> _What is asked_
Copy out all of the material exactly.

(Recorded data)

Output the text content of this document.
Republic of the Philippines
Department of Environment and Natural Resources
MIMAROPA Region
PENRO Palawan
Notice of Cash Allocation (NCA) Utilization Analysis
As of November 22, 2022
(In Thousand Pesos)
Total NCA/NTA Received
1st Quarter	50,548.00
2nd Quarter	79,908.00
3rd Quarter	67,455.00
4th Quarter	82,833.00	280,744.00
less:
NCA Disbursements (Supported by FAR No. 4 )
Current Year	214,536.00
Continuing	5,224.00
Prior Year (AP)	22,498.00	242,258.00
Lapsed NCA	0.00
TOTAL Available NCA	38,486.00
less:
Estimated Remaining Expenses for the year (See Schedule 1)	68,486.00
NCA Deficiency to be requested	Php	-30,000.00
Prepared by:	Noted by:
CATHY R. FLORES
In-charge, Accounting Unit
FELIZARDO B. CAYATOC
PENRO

> _Solved exercise_
Output the text content of this document.
Republic of the Philippines
Department of Environment and Natural Resources
MIMAROPA Region
PENRO Palawan
Notice of Cash Allocation (NCA) Utilization Analysis
As of November 22, 2022
(In Thousand Pesos)
Total NCA/NTA Received
1st Quarter	50,548.00
2nd Quarter	79,908.00
3rd Quarter	67,455.00
4th Quarter	82,833.00	280,744.00
less:
NCA Disbursements (Supported by FAR No. 4 )
Current Year	214,536.00
Continuing	5,224.00
Prior Year (AP)	22,498.00	242,258.00
Lapsed NCA	0.00
TOTAL Available NCA	38,486.00
less:
Estimated Remaining Expenses for the year (See Schedule 1)	68,486.00
NCA Deficiency to be requested	Php	-30,000.00
Prepared by:	Noted by:
CATHY R. FLORES
In-charge, Accounting Unit
FELIZARDO B. CAYATOC
PENRO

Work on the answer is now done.